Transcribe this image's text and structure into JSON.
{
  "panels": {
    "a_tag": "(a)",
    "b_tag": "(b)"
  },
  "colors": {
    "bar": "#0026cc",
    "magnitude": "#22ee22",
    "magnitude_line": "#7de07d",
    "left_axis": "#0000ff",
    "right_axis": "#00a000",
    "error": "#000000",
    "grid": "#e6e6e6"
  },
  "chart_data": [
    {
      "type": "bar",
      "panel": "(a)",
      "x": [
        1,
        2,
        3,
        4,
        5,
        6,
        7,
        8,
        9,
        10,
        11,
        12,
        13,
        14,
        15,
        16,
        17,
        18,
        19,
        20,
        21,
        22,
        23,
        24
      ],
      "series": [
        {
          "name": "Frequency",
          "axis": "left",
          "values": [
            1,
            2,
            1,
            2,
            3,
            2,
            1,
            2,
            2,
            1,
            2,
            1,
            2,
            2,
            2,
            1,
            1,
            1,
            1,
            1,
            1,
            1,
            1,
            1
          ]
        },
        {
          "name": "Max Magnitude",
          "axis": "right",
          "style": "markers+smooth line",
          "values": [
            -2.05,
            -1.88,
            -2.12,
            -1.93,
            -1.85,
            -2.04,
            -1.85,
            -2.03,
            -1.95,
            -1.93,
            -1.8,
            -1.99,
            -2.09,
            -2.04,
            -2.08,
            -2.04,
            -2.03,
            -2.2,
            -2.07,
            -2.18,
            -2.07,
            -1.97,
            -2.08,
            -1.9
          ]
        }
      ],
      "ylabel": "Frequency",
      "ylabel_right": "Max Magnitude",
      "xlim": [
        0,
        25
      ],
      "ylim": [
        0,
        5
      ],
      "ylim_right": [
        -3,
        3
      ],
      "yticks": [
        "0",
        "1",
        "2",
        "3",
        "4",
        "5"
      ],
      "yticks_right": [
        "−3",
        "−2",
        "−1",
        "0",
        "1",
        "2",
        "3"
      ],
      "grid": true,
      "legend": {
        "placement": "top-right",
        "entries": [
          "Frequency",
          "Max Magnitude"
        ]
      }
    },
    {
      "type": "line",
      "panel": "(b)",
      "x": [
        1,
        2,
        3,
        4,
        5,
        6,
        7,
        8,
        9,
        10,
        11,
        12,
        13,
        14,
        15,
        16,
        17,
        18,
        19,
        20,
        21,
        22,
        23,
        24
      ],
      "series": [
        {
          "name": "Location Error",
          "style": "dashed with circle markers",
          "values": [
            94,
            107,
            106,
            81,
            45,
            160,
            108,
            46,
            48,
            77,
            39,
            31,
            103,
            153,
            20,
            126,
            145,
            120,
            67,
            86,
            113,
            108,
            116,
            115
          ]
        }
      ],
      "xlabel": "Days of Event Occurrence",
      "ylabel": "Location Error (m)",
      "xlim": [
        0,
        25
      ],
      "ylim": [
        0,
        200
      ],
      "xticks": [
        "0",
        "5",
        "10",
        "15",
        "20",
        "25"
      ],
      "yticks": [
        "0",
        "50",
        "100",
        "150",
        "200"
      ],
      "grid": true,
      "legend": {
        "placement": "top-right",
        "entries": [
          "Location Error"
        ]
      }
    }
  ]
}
------------------------------------------------
**Goal:**
Say how many lines in the entries contain the string "Frequency", and leave out everything else.

**Full output:**
3